_SET PROBLEM_: Below are records to be output exactly, every one of them.

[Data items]
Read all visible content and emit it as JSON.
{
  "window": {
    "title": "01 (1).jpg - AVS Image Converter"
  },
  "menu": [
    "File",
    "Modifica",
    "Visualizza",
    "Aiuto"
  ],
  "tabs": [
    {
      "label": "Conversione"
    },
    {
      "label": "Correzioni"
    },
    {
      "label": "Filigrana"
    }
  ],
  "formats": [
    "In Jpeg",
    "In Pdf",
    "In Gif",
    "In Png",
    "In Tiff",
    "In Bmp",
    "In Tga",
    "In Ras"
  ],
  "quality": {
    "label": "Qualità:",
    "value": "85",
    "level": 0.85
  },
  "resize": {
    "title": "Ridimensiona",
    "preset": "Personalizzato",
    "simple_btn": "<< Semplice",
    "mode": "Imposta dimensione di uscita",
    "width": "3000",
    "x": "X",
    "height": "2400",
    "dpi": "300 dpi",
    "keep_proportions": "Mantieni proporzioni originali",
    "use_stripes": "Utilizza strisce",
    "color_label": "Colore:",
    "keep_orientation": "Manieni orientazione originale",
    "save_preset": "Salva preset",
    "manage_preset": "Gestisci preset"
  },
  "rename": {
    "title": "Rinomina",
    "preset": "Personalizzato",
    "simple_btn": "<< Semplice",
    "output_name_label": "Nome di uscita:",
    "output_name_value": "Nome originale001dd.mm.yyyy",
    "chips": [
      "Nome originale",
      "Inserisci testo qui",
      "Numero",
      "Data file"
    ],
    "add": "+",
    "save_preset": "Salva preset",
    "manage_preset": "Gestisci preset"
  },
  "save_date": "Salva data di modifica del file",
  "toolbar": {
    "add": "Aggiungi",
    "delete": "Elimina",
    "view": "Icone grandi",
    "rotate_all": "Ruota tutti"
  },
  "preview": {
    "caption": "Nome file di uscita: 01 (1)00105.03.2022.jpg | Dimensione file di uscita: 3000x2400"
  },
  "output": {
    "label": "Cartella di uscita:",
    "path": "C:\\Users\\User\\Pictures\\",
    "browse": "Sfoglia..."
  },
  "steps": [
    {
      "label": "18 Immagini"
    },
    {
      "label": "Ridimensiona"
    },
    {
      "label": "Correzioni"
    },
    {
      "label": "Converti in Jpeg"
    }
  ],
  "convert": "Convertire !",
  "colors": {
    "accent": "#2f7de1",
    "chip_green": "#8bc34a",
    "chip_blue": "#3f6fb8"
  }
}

_WRITTEN SOLUTION_:
Read all visible content and emit it as JSON.
{
  "window": {
    "title": "01 (1).jpg - AVS Image Converter"
  },
  "menu": [
    "File",
    "Modifica",
    "Visualizza",
    "Aiuto"
  ],
  "tabs": [
    {
      "label": "Conversione"
    },
    {
      "label": "Correzioni"
    },
    {
      "label": "Filigrana"
    }
  ],
  "formats": [
    "In Jpeg",
    "In Pdf",
    "In Gif",
    "In Png",
    "In Tiff",
    "In Bmp",
    "In Tga",
    "In Ras"
  ],
  "quality": {
    "label": "Qualità:",
    "value": "85",
    "level": 0.85
  },
  "resize": {
    "title": "Ridimensiona",
    "preset": "Personalizzato",
    "simple_btn": "<< Semplice",
    "mode": "Imposta dimensione di uscita",
    "width": "3000",
    "x": "X",
    "height": "2400",
    "dpi": "300 dpi",
    "keep_proportions": "Mantieni proporzioni originali",
    "use_stripes": "Utilizza strisce",
    "color_label": "Colore:",
    "keep_orientation": "Manieni orientazione originale",
    "save_preset": "Salva preset",
    "manage_preset": "Gestisci preset"
  },
  "rename": {
    "title": "Rinomina",
    "preset": "Personalizzato",
    "simple_btn": "<< Semplice",
    "output_name_label": "Nome di uscita:",
    "output_name_value": "Nome originale001dd.mm.yyyy",
    "chips": [
      "Nome originale",
      "Inserisci testo qui",
      "Numero",
      "Data file"
    ],
    "add": "+",
    "save_preset": "Salva preset",
    "manage_preset": "Gestisci preset"
  },
  "save_date": "Salva data di modifica del file",
  "toolbar": {
    "add": "Aggiungi",
    "delete": "Elimina",
    "view": "Icone grandi",
    "rotate_all": "Ruota tutti"
  },
  "preview": {
    "caption": "Nome file di uscita: 01 (1)00105.03.2022.jpg | Dimensione file di uscita: 3000x2400"
  },
  "output": {
    "label": "Cartella di uscita:",
    "path": "C:\\Users\\User\\Pictures\\",
    "browse": "Sfoglia..."
  },
  "steps": [
    {
      "label": "18 Immagini"
    },
    {
      "label": "Ridimensiona"
    },
    {
      "label": "Correzioni"
    },
    {
      "label": "Converti in Jpeg"
    }
  ],
  "convert": "Convertire !",
  "colors": {
    "accent": "#2f7de1",
    "chip_green": "#8bc34a",
    "chip_blue": "#3f6fb8"
  }
}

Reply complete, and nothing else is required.